What you are asked to do:
Repeat every record below exactly, leaving out the pictures.

Task inputs:
•••••

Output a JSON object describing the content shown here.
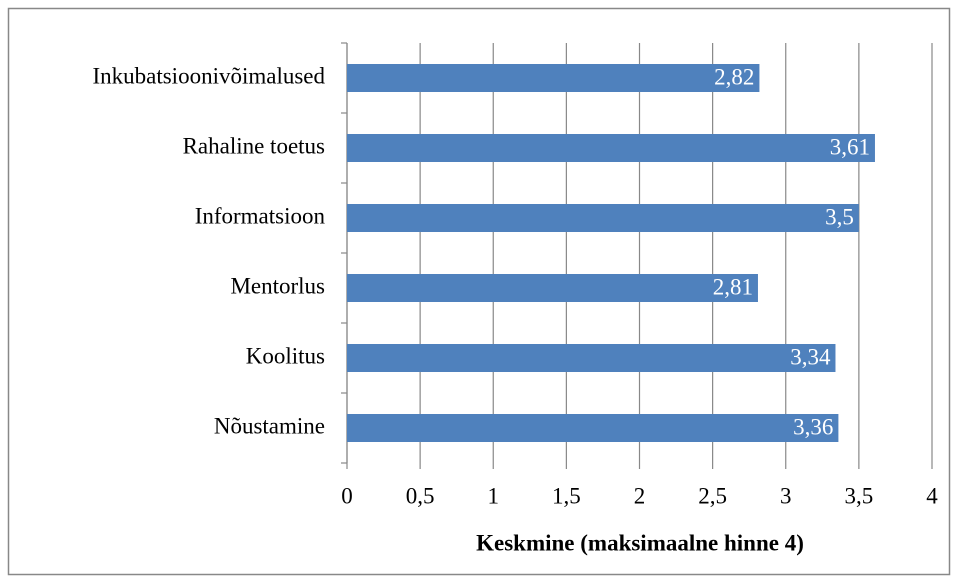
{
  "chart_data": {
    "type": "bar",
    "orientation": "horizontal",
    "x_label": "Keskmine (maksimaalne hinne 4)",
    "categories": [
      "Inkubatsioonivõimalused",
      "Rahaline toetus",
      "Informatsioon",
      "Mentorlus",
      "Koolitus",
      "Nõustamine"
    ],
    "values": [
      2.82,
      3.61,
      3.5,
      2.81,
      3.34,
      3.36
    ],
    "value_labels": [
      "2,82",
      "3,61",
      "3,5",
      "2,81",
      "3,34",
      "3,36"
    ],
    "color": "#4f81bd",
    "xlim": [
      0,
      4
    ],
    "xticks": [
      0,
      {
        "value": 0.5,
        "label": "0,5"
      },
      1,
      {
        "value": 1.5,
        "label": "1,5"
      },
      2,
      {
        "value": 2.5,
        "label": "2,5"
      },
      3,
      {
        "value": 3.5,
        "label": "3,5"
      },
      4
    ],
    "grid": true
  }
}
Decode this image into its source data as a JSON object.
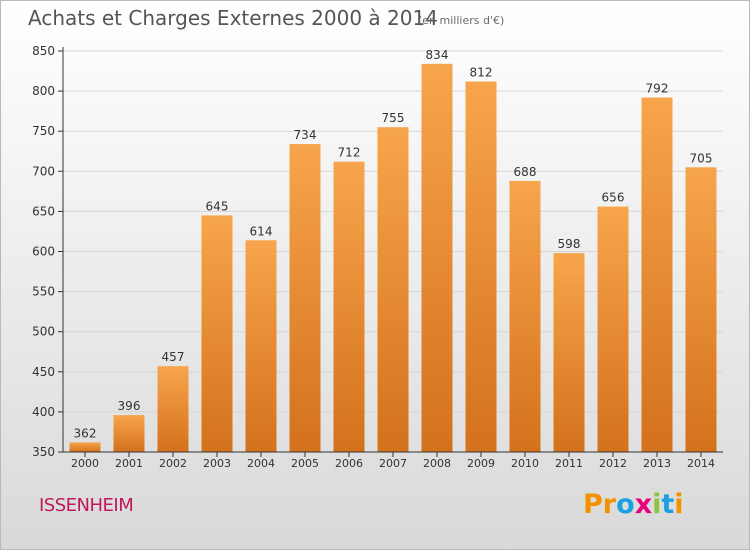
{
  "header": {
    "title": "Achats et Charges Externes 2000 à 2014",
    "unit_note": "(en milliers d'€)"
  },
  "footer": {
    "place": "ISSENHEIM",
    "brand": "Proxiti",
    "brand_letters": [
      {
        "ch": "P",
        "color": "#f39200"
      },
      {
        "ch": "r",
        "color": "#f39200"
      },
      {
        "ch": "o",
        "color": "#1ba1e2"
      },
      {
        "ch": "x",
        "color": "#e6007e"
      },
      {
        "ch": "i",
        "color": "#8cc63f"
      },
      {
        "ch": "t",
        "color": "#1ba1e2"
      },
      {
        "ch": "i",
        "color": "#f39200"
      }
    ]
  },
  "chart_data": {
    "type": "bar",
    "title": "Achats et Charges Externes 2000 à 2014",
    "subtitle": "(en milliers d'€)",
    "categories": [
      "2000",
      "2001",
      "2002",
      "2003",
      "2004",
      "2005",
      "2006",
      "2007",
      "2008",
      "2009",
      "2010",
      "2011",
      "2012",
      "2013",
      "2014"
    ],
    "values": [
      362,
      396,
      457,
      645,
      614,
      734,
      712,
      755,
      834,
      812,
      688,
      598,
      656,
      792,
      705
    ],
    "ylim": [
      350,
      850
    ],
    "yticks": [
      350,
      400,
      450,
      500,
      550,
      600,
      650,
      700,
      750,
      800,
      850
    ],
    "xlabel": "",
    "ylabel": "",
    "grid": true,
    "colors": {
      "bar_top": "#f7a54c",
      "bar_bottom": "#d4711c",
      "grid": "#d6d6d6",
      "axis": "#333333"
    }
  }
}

•••••

Written solution:
Output a JSON object describing the content shown here.
{
  "chart_data": {
    "type": "bar",
    "orientation": "horizontal",
    "x_label": "Keskmine (maksimaalne hinne 4)",
    "categories": [
      "Inkubatsioonivõimalused",
      "Rahaline toetus",
      "Informatsioon",
      "Mentorlus",
      "Koolitus",
      "Nõustamine"
    ],
    "values": [
      2.82,
      3.61,
      3.5,
      2.81,
      3.34,
      3.36
    ],
    "value_labels": [
      "2,82",
      "3,61",
      "3,5",
      "2,81",
      "3,34",
      "3,36"
    ],
    "color": "#4f81bd",
    "xlim": [
      0,
      4
    ],
    "xticks": [
      0,
      {
        "value": 0.5,
        "label": "0,5"
      },
      1,
      {
        "value": 1.5,
        "label": "1,5"
      },
      2,
      {
        "value": 2.5,
        "label": "2,5"
      },
      3,
      {
        "value": 3.5,
        "label": "3,5"
      },
      4
    ],
    "grid": true
  }
}
Decode this image into its source data as a JSON object.
{
  "header": {
    "title": "Achats et Charges Externes 2000 à 2014",
    "unit_note": "(en milliers d'€)"
  },
  "footer": {
    "place": "ISSENHEIM",
    "brand": "Proxiti",
    "brand_letters": [
      {
        "ch": "P",
        "color": "#f39200"
      },
      {
        "ch": "r",
        "color": "#f39200"
      },
      {
        "ch": "o",
        "color": "#1ba1e2"
      },
      {
        "ch": "x",
        "color": "#e6007e"
      },
      {
        "ch": "i",
        "color": "#8cc63f"
      },
      {
        "ch": "t",
        "color": "#1ba1e2"
      },
      {
        "ch": "i",
        "color": "#f39200"
      }
    ]
  },
  "chart_data": {
    "type": "bar",
    "title": "Achats et Charges Externes 2000 à 2014",
    "subtitle": "(en milliers d'€)",
    "categories": [
      "2000",
      "2001",
      "2002",
      "2003",
      "2004",
      "2005",
      "2006",
      "2007",
      "2008",
      "2009",
      "2010",
      "2011",
      "2012",
      "2013",
      "2014"
    ],
    "values": [
      362,
      396,
      457,
      645,
      614,
      734,
      712,
      755,
      834,
      812,
      688,
      598,
      656,
      792,
      705
    ],
    "ylim": [
      350,
      850
    ],
    "yticks": [
      350,
      400,
      450,
      500,
      550,
      600,
      650,
      700,
      750,
      800,
      850
    ],
    "xlabel": "",
    "ylabel": "",
    "grid": true,
    "colors": {
      "bar_top": "#f7a54c",
      "bar_bottom": "#d4711c",
      "grid": "#d6d6d6",
      "axis": "#333333"
    }
  }
}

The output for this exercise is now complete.